◆ **Material for this task**
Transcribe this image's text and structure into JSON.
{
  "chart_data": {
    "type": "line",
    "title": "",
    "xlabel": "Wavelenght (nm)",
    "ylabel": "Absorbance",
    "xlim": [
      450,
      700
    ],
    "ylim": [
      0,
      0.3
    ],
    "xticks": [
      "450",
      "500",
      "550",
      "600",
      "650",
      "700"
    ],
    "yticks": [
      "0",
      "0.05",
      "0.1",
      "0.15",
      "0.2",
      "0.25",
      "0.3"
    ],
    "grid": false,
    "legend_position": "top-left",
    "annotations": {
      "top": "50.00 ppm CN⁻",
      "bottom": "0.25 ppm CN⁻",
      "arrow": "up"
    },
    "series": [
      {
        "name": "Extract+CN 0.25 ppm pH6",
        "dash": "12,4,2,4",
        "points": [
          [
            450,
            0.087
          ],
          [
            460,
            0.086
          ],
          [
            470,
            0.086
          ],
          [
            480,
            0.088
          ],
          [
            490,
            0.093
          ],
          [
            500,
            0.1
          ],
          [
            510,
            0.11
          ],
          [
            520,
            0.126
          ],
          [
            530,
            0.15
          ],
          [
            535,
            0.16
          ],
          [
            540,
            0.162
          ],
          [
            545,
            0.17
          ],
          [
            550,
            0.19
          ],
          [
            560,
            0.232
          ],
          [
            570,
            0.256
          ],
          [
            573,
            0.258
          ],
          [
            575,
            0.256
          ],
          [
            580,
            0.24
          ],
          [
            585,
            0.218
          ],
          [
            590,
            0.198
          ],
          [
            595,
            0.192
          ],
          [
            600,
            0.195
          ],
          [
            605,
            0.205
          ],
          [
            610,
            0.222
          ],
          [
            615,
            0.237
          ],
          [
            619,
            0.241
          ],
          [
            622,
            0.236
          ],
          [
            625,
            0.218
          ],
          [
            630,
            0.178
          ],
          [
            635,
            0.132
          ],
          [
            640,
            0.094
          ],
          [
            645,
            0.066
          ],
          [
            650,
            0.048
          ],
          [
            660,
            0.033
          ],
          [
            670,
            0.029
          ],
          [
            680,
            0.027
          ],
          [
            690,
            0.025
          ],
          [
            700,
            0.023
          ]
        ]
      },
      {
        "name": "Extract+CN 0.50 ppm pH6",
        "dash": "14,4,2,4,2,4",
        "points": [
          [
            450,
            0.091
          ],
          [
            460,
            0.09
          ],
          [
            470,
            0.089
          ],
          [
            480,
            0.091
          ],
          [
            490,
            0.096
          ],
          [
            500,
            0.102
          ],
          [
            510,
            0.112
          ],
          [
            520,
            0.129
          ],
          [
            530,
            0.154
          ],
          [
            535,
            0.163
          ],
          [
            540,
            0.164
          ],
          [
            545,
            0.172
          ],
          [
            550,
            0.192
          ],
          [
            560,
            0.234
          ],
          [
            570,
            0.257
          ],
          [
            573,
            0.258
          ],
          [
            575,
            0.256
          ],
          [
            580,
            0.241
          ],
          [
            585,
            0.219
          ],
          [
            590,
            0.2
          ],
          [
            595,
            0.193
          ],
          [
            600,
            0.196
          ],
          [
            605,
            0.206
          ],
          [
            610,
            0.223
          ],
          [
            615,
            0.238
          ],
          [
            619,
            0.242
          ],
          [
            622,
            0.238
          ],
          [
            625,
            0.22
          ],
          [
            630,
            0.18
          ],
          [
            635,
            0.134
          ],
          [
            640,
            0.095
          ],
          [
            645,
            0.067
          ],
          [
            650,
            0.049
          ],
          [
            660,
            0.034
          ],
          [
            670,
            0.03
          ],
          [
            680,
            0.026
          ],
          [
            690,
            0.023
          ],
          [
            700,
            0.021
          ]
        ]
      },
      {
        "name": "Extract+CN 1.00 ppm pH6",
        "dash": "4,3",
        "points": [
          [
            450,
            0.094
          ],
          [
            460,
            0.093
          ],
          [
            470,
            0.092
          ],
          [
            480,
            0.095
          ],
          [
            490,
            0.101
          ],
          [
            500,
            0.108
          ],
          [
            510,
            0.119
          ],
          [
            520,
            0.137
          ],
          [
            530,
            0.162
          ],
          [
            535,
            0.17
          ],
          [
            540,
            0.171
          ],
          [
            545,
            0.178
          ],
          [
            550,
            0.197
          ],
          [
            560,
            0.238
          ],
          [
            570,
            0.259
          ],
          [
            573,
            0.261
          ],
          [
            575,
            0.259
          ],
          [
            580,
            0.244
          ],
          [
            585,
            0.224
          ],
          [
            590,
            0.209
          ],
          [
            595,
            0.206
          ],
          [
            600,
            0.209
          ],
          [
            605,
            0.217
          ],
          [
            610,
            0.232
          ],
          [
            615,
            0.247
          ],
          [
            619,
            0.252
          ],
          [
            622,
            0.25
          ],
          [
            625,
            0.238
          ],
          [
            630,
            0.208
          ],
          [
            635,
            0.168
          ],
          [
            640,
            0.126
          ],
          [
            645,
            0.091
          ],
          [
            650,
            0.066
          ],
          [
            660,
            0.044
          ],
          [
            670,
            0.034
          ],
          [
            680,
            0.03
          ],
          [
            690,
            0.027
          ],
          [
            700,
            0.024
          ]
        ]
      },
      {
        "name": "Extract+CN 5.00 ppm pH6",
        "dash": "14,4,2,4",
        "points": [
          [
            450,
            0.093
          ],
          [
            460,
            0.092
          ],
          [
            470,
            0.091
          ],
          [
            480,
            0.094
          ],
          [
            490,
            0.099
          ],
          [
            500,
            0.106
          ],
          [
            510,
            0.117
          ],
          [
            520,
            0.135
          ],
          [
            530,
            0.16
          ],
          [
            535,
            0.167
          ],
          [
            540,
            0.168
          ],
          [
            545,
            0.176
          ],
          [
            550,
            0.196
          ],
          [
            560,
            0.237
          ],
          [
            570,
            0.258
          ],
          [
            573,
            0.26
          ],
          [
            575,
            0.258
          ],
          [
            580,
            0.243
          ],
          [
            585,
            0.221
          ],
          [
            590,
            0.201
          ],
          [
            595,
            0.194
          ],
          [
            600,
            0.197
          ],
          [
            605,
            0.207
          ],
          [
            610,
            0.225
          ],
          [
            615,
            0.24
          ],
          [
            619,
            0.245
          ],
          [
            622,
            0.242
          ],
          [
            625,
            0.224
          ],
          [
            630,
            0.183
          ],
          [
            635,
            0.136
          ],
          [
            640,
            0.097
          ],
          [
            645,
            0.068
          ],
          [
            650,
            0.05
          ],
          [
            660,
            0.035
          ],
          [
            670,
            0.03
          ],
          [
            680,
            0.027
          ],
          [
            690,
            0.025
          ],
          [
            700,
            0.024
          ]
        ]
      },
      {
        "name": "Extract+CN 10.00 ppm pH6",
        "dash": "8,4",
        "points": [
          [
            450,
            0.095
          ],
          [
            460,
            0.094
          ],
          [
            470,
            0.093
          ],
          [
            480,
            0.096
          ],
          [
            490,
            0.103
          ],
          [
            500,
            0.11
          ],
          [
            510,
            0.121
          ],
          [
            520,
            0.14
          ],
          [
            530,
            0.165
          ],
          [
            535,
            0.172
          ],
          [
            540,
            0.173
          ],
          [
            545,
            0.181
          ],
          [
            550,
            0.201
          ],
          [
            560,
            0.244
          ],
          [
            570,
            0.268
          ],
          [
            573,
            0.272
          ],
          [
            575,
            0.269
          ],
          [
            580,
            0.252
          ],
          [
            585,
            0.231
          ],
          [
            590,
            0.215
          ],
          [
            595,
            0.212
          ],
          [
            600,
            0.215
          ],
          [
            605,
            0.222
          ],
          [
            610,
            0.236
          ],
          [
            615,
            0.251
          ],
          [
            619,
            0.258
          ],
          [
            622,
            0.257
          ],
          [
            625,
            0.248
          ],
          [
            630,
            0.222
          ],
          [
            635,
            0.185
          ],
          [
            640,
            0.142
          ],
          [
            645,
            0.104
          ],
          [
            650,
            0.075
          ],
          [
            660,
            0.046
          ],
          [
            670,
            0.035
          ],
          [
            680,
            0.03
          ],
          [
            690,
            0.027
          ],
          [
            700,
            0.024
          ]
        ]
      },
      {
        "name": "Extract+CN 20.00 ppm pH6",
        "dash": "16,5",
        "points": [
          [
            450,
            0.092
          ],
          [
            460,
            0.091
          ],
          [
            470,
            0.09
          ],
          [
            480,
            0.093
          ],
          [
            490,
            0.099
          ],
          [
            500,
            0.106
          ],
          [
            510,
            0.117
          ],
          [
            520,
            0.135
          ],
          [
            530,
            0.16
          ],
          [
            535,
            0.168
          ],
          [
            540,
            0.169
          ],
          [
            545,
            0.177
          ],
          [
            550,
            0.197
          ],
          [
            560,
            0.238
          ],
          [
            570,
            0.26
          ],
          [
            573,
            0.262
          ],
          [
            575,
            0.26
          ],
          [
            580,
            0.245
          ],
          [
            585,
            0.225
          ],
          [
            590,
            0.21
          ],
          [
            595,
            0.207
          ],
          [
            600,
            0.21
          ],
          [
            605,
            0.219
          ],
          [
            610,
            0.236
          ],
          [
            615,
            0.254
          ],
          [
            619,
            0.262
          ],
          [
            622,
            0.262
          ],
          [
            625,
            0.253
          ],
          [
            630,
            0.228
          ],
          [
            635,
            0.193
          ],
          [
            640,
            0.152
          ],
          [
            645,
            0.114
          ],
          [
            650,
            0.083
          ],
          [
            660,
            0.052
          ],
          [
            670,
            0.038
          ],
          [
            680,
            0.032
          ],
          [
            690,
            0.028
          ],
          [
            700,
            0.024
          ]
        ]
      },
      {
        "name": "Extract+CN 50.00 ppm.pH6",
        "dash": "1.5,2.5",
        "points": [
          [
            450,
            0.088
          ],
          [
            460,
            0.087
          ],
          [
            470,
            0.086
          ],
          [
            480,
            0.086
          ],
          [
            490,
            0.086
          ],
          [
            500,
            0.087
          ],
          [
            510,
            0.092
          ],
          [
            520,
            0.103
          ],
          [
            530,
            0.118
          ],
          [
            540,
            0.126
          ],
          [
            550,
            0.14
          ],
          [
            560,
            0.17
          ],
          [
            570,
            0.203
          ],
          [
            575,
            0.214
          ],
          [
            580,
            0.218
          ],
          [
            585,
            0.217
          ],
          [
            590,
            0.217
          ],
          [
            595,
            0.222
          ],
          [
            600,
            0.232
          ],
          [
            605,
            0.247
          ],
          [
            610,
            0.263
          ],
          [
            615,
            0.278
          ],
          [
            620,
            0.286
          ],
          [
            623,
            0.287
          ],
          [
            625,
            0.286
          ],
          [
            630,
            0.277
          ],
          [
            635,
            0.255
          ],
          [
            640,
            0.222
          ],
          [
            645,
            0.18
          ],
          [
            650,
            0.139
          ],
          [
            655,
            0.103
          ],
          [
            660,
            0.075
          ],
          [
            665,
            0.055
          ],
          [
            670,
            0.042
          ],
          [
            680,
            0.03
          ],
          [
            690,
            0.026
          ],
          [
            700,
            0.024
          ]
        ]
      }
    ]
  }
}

◆ **Requirement**
Working from the listing above, pick out every line that has "dash" and copy it.

◆ **Exercise output**
        "dash": "12,4,2,4",
        "dash": "14,4,2,4,2,4",
        "dash": "4,3",
        "dash": "14,4,2,4",
        "dash": "8,4",
        "dash": "16,5",
        "dash": "1.5,2.5",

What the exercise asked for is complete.